Only a number is wanted: how many lines in the records below contain "Volatility"?

-- START OF Given data --

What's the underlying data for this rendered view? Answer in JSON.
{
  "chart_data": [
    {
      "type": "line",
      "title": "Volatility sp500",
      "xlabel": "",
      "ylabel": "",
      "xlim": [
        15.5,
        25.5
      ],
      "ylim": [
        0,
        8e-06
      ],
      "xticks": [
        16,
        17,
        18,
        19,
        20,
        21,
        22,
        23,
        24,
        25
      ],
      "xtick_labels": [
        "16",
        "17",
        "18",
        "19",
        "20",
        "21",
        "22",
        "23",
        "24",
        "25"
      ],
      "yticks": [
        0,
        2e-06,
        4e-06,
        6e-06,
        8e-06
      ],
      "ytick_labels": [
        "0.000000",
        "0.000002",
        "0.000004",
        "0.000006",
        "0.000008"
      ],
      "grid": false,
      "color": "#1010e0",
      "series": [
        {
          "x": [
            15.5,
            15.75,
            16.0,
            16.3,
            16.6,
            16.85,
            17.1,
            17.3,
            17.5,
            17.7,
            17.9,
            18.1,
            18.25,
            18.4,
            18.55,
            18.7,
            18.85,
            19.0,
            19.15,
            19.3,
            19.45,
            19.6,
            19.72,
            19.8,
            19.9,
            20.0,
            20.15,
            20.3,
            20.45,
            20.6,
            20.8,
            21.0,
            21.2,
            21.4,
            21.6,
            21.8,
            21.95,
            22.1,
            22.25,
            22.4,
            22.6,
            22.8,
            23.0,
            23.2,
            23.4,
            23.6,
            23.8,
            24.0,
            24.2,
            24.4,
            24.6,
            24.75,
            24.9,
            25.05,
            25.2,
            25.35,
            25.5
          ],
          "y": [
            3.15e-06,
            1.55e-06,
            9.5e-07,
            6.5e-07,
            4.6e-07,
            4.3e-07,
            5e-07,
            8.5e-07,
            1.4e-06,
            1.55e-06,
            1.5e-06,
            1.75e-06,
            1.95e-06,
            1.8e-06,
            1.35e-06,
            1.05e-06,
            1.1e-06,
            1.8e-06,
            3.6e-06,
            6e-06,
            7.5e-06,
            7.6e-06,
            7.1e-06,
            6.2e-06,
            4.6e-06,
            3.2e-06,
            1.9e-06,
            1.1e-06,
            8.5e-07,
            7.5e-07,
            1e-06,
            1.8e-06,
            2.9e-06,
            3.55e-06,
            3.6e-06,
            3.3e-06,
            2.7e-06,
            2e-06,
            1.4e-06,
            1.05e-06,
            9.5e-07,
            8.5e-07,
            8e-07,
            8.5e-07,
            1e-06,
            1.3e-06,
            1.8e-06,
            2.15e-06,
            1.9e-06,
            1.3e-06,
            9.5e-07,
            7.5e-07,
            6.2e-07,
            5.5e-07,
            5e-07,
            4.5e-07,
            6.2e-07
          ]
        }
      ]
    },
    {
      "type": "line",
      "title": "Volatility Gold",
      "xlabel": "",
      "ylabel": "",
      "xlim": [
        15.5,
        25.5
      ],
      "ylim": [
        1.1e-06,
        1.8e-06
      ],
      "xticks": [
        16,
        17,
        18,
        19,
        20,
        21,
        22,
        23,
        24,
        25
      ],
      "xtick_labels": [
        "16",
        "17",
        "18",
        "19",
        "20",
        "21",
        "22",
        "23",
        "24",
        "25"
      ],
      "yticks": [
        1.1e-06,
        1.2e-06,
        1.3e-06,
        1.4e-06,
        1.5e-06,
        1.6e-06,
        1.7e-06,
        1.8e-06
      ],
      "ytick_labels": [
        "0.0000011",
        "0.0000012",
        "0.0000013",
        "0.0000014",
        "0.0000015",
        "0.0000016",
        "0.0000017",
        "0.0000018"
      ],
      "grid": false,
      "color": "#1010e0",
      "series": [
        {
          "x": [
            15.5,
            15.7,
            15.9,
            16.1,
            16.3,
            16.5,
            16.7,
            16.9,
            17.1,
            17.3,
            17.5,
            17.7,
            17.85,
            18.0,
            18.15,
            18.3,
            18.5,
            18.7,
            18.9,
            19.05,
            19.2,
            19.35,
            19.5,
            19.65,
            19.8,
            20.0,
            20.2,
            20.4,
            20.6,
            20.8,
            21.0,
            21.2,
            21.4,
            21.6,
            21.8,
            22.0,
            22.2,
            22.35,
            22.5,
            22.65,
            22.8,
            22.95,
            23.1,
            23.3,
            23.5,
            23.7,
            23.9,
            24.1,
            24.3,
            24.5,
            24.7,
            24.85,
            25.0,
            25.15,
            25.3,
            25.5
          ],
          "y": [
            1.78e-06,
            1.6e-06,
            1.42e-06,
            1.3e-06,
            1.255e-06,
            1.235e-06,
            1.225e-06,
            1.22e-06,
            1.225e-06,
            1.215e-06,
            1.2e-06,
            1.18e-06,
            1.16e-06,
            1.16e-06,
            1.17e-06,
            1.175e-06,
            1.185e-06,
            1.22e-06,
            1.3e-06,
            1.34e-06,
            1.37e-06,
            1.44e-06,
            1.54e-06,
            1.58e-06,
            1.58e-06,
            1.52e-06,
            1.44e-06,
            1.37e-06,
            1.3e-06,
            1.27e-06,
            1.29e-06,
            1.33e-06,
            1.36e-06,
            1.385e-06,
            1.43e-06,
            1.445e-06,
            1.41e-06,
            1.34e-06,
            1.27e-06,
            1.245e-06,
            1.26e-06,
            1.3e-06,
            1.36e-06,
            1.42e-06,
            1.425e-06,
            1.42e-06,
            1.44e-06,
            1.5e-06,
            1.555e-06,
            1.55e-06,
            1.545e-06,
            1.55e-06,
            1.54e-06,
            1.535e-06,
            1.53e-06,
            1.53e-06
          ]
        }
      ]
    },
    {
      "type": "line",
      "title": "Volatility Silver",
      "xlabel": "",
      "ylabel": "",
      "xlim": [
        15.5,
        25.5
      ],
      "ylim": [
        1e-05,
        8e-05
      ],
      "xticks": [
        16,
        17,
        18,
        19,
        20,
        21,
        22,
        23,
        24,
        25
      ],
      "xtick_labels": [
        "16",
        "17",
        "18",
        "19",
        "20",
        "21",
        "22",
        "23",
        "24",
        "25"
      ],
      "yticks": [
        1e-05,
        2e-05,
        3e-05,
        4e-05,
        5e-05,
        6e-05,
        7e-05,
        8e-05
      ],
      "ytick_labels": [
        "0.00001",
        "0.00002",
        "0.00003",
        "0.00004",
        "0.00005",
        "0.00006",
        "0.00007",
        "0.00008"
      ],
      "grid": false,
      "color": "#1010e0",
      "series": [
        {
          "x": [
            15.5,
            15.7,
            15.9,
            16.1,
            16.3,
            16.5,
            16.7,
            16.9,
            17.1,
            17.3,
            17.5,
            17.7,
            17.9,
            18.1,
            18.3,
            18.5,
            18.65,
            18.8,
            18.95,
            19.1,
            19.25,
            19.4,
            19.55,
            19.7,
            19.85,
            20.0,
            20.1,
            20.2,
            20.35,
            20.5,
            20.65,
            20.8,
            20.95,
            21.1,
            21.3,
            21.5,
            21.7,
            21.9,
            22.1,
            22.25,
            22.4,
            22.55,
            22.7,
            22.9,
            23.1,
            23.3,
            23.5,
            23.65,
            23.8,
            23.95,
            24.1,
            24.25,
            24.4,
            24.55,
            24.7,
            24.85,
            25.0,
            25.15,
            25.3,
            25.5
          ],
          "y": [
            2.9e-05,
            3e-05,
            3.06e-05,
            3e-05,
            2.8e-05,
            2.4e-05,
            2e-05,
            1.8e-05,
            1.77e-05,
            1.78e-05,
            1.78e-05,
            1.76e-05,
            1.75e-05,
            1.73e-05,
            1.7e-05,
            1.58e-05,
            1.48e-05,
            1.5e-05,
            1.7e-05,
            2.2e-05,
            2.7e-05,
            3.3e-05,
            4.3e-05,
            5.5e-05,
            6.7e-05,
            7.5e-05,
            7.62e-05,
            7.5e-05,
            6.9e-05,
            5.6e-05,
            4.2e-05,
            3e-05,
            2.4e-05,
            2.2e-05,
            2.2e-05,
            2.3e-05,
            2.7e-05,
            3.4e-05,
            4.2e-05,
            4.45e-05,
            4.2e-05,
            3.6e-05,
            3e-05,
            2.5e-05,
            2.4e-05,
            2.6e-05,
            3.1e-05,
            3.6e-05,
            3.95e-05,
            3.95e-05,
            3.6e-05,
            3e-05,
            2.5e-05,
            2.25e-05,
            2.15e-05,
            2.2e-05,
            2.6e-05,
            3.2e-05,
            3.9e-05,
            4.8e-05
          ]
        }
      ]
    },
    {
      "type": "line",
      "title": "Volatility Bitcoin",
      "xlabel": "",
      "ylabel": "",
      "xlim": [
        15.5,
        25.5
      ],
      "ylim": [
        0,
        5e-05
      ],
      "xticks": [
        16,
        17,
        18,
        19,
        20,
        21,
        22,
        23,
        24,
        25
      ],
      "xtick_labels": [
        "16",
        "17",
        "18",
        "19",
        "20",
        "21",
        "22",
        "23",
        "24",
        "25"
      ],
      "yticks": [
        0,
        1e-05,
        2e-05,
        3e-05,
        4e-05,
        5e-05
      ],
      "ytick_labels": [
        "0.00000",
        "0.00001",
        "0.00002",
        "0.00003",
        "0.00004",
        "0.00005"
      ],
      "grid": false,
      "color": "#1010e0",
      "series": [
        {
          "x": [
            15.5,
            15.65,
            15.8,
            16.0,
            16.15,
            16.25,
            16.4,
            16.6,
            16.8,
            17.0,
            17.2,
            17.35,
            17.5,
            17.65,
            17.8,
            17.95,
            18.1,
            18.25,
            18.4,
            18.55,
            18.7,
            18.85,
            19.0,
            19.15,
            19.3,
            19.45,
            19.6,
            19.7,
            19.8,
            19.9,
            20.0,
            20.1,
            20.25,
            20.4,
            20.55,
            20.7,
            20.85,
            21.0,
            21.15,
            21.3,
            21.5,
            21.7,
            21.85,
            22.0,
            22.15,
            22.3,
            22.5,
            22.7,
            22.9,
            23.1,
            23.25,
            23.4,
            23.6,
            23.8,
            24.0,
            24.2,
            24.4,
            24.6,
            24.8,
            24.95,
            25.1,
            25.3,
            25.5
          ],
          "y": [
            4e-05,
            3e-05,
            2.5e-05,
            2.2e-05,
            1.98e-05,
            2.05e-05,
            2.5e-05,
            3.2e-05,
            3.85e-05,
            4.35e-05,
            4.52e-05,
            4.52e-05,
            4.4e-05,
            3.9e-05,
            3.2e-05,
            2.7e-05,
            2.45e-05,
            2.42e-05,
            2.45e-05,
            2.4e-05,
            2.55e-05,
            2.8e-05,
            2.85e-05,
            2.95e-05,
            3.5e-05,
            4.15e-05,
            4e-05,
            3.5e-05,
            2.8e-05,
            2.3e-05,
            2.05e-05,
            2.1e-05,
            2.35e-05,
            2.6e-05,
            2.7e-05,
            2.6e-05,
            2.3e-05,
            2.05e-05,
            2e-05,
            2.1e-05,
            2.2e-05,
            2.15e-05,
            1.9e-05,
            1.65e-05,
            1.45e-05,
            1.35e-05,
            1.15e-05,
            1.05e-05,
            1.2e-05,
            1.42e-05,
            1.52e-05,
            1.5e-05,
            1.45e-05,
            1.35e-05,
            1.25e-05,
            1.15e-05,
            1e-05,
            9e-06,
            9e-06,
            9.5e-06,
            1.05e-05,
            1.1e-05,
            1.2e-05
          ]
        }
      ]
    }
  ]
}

-- END OF Given data --

(Written response)
4